_GIVEN REQUEST_
Pull out every line of the material below that contains the string 'ticks'.

* Begin DATASET RECORDS *

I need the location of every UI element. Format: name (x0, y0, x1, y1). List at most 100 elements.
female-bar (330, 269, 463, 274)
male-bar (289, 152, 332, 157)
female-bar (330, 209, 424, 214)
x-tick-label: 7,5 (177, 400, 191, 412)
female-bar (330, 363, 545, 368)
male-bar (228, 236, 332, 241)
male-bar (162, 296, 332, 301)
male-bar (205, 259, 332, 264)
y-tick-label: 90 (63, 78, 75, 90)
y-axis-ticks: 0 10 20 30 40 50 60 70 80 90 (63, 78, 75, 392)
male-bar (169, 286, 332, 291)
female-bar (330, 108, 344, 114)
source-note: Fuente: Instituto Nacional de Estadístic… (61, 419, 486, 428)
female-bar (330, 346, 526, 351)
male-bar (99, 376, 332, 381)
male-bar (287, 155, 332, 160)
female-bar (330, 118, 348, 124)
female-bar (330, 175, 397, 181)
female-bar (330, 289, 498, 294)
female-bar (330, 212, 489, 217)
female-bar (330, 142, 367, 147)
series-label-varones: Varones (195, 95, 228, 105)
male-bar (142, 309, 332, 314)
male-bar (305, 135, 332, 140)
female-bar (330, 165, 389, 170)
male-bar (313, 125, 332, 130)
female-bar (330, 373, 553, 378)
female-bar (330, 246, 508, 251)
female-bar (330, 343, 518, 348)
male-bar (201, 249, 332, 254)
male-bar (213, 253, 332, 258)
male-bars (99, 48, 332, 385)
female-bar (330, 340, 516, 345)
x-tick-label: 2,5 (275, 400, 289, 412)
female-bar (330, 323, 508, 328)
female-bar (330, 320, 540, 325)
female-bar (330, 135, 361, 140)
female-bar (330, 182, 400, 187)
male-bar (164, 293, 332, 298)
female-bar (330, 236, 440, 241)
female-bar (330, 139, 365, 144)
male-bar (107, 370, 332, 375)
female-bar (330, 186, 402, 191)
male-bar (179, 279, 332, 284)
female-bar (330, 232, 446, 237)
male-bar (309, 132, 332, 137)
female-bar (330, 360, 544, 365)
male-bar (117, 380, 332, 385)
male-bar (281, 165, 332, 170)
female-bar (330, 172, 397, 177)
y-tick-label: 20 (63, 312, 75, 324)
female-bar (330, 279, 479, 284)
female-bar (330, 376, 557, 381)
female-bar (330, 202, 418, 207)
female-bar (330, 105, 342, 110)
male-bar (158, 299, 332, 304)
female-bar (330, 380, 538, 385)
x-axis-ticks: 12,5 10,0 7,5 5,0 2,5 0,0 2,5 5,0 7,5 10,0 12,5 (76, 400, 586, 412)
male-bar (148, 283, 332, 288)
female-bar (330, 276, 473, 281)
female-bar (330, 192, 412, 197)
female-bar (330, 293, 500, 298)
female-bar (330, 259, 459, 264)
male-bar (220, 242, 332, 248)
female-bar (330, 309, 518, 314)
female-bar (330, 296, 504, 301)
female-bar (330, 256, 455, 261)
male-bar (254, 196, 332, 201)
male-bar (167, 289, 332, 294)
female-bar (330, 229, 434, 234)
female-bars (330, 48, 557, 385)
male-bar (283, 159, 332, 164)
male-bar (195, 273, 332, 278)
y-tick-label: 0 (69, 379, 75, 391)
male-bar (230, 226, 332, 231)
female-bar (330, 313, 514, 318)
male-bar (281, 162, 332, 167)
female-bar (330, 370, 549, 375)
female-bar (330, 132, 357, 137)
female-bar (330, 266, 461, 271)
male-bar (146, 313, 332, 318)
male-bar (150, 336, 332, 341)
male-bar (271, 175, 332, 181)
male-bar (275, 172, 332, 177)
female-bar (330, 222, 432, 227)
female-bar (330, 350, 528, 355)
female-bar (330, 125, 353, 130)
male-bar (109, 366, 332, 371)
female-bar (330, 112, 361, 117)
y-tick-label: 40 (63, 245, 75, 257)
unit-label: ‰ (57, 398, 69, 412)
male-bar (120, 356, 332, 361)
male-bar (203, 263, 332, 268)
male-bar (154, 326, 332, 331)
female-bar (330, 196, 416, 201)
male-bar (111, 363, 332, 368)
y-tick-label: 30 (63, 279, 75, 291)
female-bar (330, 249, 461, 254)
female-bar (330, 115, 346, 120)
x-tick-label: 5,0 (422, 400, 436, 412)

* End DATASET RECORDS *

_WRITTEN ANSWER_
y-axis-ticks: 0 10 20 30 40 50 60 70 80 90 (63, 78, 75, 392)
x-axis-ticks: 12,5 10,0 7,5 5,0 2,5 0,0 2,5 5,0 7,5 10,0 12,5 (76, 400, 586, 412)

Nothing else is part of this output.